READING PASSAGE
The Computer and
Centralized Power
The arrival of the personal computer in the 1980s posed a sudden and unexpected threat to centralized power. It initiated a new, if much more limited, crisis of control. Pioneered by countercultural hackers and hobbyists, the PC was infused from the start with a libertarian ideology. As memorably portrayed in Apple Computer's dramatic "1984" television advertisement, the personal computer was to be a weapon against central control, a tool for destroying the Big Brother-like hegemony of the corporate mainframe and its dominant producer, IBM.

Office workers began buying PCs with their own money, bringing them to their offices, and setting them up on their desks. Bypassing corporate systems altogether, PC-empowered employees seized control of the data and programs they used. They gained freedom, but in the process they weakened the ability of bureaucracies to monitor and steer their work. Business executives and the IT [Information Technology] managers that served them viewed the flood of PCs into the workplace as "a Biblical plague," in the words of Paul Ceruzzi, the computer historian.

The breakdown of control proved fleeting. The client-server system, which tied the previously autonomous PCs together into a network connected to a central store of corporate information and software, was the means by which the bureaucrats reasserted their control over information and its processing. Together with an expansion in the size and power of IT departments, client-server systems enabled companies to restrict access to data and to limit the use of software to a set of prescribed programs.

Ironically, once they were networked into a corporate system, PCs actually allowed companies to monitor, structure, and guide the work of employees more tightly than ever. "Local networking took the 'personal' out of personal computing," explains Ceruzzi. "PC users in the workplace accepted this Faustian bargain. The more computer-savvy among them resisted, but the majority of office workers hardly even noticed how much this represented a shift away from the forces that drove the invention of the personal computer in the first place. The ease with which this transition took place shows that those who believed in truly autonomous, personal computing were perhaps naïve."

PROVIDED INFORMATION

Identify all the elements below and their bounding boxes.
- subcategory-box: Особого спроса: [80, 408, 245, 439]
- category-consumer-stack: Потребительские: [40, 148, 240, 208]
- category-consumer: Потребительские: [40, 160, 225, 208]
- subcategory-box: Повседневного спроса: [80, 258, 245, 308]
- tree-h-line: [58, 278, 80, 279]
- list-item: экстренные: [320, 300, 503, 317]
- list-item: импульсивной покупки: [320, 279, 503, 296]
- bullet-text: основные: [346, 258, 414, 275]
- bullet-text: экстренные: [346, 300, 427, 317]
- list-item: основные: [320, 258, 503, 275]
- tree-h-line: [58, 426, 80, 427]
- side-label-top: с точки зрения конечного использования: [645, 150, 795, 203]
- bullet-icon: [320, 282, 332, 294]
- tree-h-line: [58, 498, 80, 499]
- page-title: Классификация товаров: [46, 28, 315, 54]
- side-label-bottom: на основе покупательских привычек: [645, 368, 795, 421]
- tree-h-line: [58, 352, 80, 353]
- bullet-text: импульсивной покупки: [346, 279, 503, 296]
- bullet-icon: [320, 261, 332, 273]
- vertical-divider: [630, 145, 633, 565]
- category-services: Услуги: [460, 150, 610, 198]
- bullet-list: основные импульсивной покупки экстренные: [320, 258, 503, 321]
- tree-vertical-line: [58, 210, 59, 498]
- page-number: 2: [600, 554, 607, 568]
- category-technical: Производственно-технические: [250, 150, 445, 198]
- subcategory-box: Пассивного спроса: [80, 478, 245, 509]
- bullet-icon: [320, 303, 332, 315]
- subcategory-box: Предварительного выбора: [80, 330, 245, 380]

JOBS
[a] Reproduce the passage on the computer and centralized power word for word, starting at "The breakdown of" and ending at "of prescribed programs.".
[b] Quote every line of the records verbatim.

OUTPUTS IN ORDER
[a]
The breakdown of control proved fleeting. The client-server system, which tied the previously autonomous PCs together into a network connected to a central store of corporate information and software, was the means by which the bureaucrats reasserted their control over information and its processing. Together with an expansion in the size and power of IT departments, client-server systems enabled companies to restrict access to data and to limit the use of software to a set of prescribed programs.

[b]
Identify all the elements below and their bounding boxes.
- subcategory-box: Особого спроса: [80, 408, 245, 439]
- category-consumer-stack: Потребительские: [40, 148, 240, 208]
- category-consumer: Потребительские: [40, 160, 225, 208]
- subcategory-box: Повседневного спроса: [80, 258, 245, 308]
- tree-h-line: [58, 278, 80, 279]
- list-item: экстренные: [320, 300, 503, 317]
- list-item: импульсивной покупки: [320, 279, 503, 296]
- bullet-text: основные: [346, 258, 414, 275]
- bullet-text: экстренные: [346, 300, 427, 317]
- list-item: основные: [320, 258, 503, 275]
- tree-h-line: [58, 426, 80, 427]
- side-label-top: с точки зрения конечного использования: [645, 150, 795, 203]
- bullet-icon: [320, 282, 332, 294]
- tree-h-line: [58, 498, 80, 499]
- page-title: Классификация товаров: [46, 28, 315, 54]
- side-label-bottom: на основе покупательских привычек: [645, 368, 795, 421]
- tree-h-line: [58, 352, 80, 353]
- bullet-text: импульсивной покупки: [346, 279, 503, 296]
- bullet-icon: [320, 261, 332, 273]
- vertical-divider: [630, 145, 633, 565]
- category-services: Услуги: [460, 150, 610, 198]
- bullet-list: основные импульсивной покупки экстренные: [320, 258, 503, 321]
- tree-vertical-line: [58, 210, 59, 498]
- page-number: 2: [600, 554, 607, 568]
- category-technical: Производственно-технические: [250, 150, 445, 198]
- subcategory-box: Пассивного спроса: [80, 478, 245, 509]
- bullet-icon: [320, 303, 332, 315]
- subcategory-box: Предварительного выбора: [80, 330, 245, 380]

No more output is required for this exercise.